WHAT THE TASK REQUIRES = Extract each line where the string "caráter" shows up.

ENTRIES =

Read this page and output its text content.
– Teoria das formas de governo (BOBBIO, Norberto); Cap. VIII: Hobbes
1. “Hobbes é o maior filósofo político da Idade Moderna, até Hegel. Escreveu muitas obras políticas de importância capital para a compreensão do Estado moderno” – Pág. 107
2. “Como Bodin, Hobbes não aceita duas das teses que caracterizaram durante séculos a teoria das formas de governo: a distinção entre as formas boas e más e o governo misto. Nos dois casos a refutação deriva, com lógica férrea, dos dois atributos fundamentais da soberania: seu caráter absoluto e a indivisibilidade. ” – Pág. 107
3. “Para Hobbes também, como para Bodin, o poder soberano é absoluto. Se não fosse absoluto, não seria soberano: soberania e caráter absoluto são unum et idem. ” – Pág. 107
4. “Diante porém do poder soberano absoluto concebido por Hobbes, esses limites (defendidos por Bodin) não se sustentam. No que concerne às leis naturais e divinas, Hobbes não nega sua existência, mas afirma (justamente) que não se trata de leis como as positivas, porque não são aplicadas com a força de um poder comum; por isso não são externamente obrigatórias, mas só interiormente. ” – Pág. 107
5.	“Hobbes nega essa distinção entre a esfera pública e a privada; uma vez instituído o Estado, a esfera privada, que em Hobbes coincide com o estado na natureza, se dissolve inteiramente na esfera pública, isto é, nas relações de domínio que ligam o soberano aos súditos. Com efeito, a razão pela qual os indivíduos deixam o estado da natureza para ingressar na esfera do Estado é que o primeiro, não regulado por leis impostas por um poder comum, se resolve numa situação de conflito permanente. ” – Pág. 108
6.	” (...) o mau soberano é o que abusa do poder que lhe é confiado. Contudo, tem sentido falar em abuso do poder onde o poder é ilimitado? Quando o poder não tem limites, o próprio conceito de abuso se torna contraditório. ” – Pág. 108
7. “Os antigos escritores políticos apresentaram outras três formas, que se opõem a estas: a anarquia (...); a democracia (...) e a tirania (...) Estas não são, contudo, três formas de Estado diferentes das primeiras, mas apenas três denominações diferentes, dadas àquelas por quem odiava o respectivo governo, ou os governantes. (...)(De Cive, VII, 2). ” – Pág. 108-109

FULL ANSWER =
2. “Como Bodin, Hobbes não aceita duas das teses que caracterizaram durante séculos a teoria das formas de governo: a distinção entre as formas boas e más e o governo misto. Nos dois casos a refutação deriva, com lógica férrea, dos dois atributos fundamentais da soberania: seu caráter absoluto e a indivisibilidade. ” – Pág. 107
3. “Para Hobbes também, como para Bodin, o poder soberano é absoluto. Se não fosse absoluto, não seria soberano: soberania e caráter absoluto são unum et idem. ” – Pág. 107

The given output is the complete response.